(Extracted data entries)
+---+

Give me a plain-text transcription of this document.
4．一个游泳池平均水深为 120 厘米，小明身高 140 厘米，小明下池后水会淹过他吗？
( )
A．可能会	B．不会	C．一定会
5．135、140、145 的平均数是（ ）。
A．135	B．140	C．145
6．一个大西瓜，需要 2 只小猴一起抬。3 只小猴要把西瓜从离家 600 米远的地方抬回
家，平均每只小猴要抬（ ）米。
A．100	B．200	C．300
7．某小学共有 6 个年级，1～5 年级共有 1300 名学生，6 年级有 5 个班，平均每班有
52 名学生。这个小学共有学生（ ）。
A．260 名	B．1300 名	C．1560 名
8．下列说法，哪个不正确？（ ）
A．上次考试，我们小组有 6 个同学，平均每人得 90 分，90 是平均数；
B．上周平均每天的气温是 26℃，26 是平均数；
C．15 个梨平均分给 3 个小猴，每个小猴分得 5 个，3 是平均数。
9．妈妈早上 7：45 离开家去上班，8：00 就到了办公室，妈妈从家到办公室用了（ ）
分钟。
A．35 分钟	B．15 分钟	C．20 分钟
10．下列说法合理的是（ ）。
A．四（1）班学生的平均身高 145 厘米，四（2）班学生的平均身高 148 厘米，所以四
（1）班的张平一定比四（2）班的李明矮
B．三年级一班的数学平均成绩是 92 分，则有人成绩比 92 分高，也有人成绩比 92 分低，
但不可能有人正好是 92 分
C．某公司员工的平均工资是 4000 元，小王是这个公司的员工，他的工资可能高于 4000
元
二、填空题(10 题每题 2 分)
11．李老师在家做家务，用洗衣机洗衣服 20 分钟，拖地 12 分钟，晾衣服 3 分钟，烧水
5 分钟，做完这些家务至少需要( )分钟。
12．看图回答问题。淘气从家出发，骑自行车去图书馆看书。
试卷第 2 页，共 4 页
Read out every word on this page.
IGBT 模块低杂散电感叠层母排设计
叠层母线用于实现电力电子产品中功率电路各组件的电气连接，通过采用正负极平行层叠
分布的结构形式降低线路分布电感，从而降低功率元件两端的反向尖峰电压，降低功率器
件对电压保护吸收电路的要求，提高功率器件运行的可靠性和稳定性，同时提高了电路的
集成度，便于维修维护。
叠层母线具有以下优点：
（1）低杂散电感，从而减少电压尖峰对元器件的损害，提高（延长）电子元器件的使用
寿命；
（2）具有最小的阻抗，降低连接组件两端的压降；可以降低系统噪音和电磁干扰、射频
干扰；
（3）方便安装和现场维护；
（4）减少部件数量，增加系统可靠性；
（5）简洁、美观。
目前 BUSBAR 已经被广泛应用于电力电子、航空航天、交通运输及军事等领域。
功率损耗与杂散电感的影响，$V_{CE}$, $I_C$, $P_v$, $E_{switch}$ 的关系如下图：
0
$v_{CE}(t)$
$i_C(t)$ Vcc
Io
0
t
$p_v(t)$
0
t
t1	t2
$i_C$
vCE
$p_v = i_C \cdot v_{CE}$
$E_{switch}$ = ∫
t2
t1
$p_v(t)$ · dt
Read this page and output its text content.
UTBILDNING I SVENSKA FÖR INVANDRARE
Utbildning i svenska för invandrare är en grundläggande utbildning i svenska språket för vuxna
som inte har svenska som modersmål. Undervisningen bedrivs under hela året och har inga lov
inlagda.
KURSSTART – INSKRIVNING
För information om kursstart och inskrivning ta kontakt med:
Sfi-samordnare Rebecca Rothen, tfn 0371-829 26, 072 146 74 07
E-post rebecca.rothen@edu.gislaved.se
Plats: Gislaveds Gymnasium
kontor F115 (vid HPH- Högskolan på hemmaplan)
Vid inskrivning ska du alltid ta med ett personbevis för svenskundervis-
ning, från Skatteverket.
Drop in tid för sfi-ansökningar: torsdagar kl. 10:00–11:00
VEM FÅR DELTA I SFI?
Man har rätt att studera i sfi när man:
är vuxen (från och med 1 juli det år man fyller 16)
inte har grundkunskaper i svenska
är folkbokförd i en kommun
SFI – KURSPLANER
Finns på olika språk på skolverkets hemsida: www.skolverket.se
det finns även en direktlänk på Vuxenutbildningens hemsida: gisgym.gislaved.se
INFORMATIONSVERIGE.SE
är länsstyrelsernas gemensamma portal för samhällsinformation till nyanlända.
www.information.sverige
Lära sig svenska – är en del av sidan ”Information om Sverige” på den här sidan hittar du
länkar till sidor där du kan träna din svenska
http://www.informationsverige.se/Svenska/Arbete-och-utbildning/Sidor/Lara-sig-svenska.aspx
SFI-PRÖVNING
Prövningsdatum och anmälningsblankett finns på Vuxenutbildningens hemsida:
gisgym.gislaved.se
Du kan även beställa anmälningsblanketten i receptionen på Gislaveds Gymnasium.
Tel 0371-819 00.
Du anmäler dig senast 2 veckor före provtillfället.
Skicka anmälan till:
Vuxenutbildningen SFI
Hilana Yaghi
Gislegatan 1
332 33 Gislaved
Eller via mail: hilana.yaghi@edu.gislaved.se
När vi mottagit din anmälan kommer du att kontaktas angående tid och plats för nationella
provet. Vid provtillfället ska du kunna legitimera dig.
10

+---+

Repeat the material above in full, exactly as it stands.

== REPLY ==
Give me a plain-text transcription of this document.
4．一个游泳池平均水深为 120 厘米，小明身高 140 厘米，小明下池后水会淹过他吗？
( )
A．可能会	B．不会	C．一定会
5．135、140、145 的平均数是（ ）。
A．135	B．140	C．145
6．一个大西瓜，需要 2 只小猴一起抬。3 只小猴要把西瓜从离家 600 米远的地方抬回
家，平均每只小猴要抬（ ）米。
A．100	B．200	C．300
7．某小学共有 6 个年级，1～5 年级共有 1300 名学生，6 年级有 5 个班，平均每班有
52 名学生。这个小学共有学生（ ）。
A．260 名	B．1300 名	C．1560 名
8．下列说法，哪个不正确？（ ）
A．上次考试，我们小组有 6 个同学，平均每人得 90 分，90 是平均数；
B．上周平均每天的气温是 26℃，26 是平均数；
C．15 个梨平均分给 3 个小猴，每个小猴分得 5 个，3 是平均数。
9．妈妈早上 7：45 离开家去上班，8：00 就到了办公室，妈妈从家到办公室用了（ ）
分钟。
A．35 分钟	B．15 分钟	C．20 分钟
10．下列说法合理的是（ ）。
A．四（1）班学生的平均身高 145 厘米，四（2）班学生的平均身高 148 厘米，所以四
（1）班的张平一定比四（2）班的李明矮
B．三年级一班的数学平均成绩是 92 分，则有人成绩比 92 分高，也有人成绩比 92 分低，
但不可能有人正好是 92 分
C．某公司员工的平均工资是 4000 元，小王是这个公司的员工，他的工资可能高于 4000
元
二、填空题(10 题每题 2 分)
11．李老师在家做家务，用洗衣机洗衣服 20 分钟，拖地 12 分钟，晾衣服 3 分钟，烧水
5 分钟，做完这些家务至少需要( )分钟。
12．看图回答问题。淘气从家出发，骑自行车去图书馆看书。
试卷第 2 页，共 4 页
Read out every word on this page.
IGBT 模块低杂散电感叠层母排设计
叠层母线用于实现电力电子产品中功率电路各组件的电气连接，通过采用正负极平行层叠
分布的结构形式降低线路分布电感，从而降低功率元件两端的反向尖峰电压，降低功率器
件对电压保护吸收电路的要求，提高功率器件运行的可靠性和稳定性，同时提高了电路的
集成度，便于维修维护。
叠层母线具有以下优点：
（1）低杂散电感，从而减少电压尖峰对元器件的损害，提高（延长）电子元器件的使用
寿命；
（2）具有最小的阻抗，降低连接组件两端的压降；可以降低系统噪音和电磁干扰、射频
干扰；
（3）方便安装和现场维护；
（4）减少部件数量，增加系统可靠性；
（5）简洁、美观。
目前 BUSBAR 已经被广泛应用于电力电子、航空航天、交通运输及军事等领域。
功率损耗与杂散电感的影响，$V_{CE}$, $I_C$, $P_v$, $E_{switch}$ 的关系如下图：
0
$v_{CE}(t)$
$i_C(t)$ Vcc
Io
0
t
$p_v(t)$
0
t
t1	t2
$i_C$
vCE
$p_v = i_C \cdot v_{CE}$
$E_{switch}$ = ∫
t2
t1
$p_v(t)$ · dt
Read this page and output its text content.
UTBILDNING I SVENSKA FÖR INVANDRARE
Utbildning i svenska för invandrare är en grundläggande utbildning i svenska språket för vuxna
som inte har svenska som modersmål. Undervisningen bedrivs under hela året och har inga lov
inlagda.
KURSSTART – INSKRIVNING
För information om kursstart och inskrivning ta kontakt med:
Sfi-samordnare Rebecca Rothen, tfn 0371-829 26, 072 146 74 07
E-post rebecca.rothen@edu.gislaved.se
Plats: Gislaveds Gymnasium
kontor F115 (vid HPH- Högskolan på hemmaplan)
Vid inskrivning ska du alltid ta med ett personbevis för svenskundervis-
ning, från Skatteverket.
Drop in tid för sfi-ansökningar: torsdagar kl. 10:00–11:00
VEM FÅR DELTA I SFI?
Man har rätt att studera i sfi när man:
är vuxen (från och med 1 juli det år man fyller 16)
inte har grundkunskaper i svenska
är folkbokförd i en kommun
SFI – KURSPLANER
Finns på olika språk på skolverkets hemsida: www.skolverket.se
det finns även en direktlänk på Vuxenutbildningens hemsida: gisgym.gislaved.se
INFORMATIONSVERIGE.SE
är länsstyrelsernas gemensamma portal för samhällsinformation till nyanlända.
www.information.sverige
Lära sig svenska – är en del av sidan ”Information om Sverige” på den här sidan hittar du
länkar till sidor där du kan träna din svenska
http://www.informationsverige.se/Svenska/Arbete-och-utbildning/Sidor/Lara-sig-svenska.aspx
SFI-PRÖVNING
Prövningsdatum och anmälningsblankett finns på Vuxenutbildningens hemsida:
gisgym.gislaved.se
Du kan även beställa anmälningsblanketten i receptionen på Gislaveds Gymnasium.
Tel 0371-819 00.
Du anmäler dig senast 2 veckor före provtillfället.
Skicka anmälan till:
Vuxenutbildningen SFI
Hilana Yaghi
Gislegatan 1
332 33 Gislaved
Eller via mail: hilana.yaghi@edu.gislaved.se
När vi mottagit din anmälan kommer du att kontaktas angående tid och plats för nationella
provet. Vid provtillfället ska du kunna legitimera dig.
10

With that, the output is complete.